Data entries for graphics
::::::::::

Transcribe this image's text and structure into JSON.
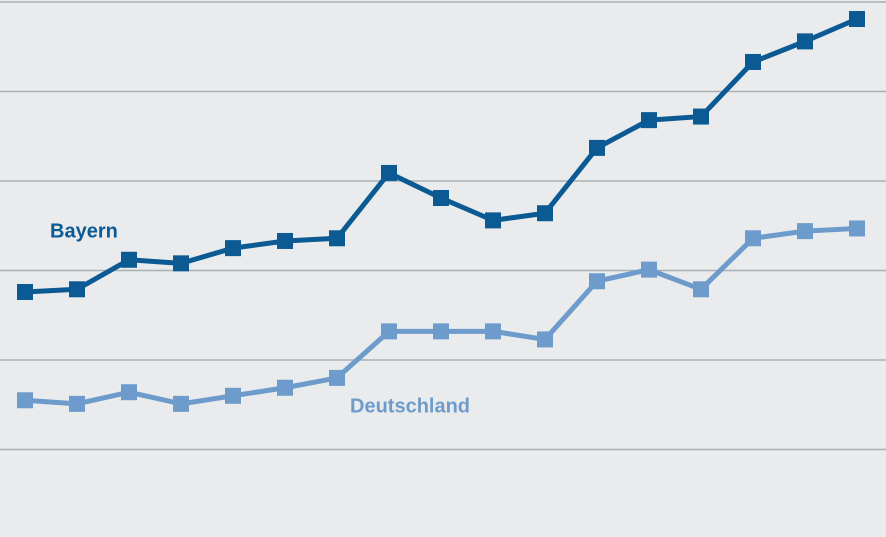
{
  "chart_data": {
    "type": "line",
    "categories": [
      null,
      null,
      null,
      null,
      null,
      null,
      null,
      null,
      null,
      null,
      null,
      null,
      null,
      null,
      null,
      null,
      null
    ],
    "series": [
      {
        "name": "Bayern",
        "color": "#0b5a94",
        "values": [
          2.76,
          2.79,
          3.12,
          3.08,
          3.25,
          3.33,
          3.36,
          4.09,
          3.81,
          3.56,
          3.64,
          4.37,
          4.68,
          4.72,
          5.33,
          5.56,
          5.81
        ]
      },
      {
        "name": "Deutschland",
        "color": "#6d9ccc",
        "values": [
          1.55,
          1.51,
          1.64,
          1.51,
          1.6,
          1.69,
          1.8,
          2.32,
          2.32,
          2.32,
          2.23,
          2.88,
          3.01,
          2.79,
          3.36,
          3.44,
          3.47
        ]
      }
    ],
    "ylim": [
      0,
      6
    ],
    "yticks": [
      1,
      2,
      3,
      4,
      5,
      6
    ],
    "grid": true
  }
}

::::::::::

Exercise: Keep the pictures out of your copy, and repeat every entry above exactly.

Task result:
Transcribe this image's text and structure into JSON.
{
  "chart_data": {
    "type": "line",
    "categories": [
      null,
      null,
      null,
      null,
      null,
      null,
      null,
      null,
      null,
      null,
      null,
      null,
      null,
      null,
      null,
      null,
      null
    ],
    "series": [
      {
        "name": "Bayern",
        "color": "#0b5a94",
        "values": [
          2.76,
          2.79,
          3.12,
          3.08,
          3.25,
          3.33,
          3.36,
          4.09,
          3.81,
          3.56,
          3.64,
          4.37,
          4.68,
          4.72,
          5.33,
          5.56,
          5.81
        ]
      },
      {
        "name": "Deutschland",
        "color": "#6d9ccc",
        "values": [
          1.55,
          1.51,
          1.64,
          1.51,
          1.6,
          1.69,
          1.8,
          2.32,
          2.32,
          2.32,
          2.23,
          2.88,
          3.01,
          2.79,
          3.36,
          3.44,
          3.47
        ]
      }
    ],
    "ylim": [
      0,
      6
    ],
    "yticks": [
      1,
      2,
      3,
      4,
      5,
      6
    ],
    "grid": true
  }
}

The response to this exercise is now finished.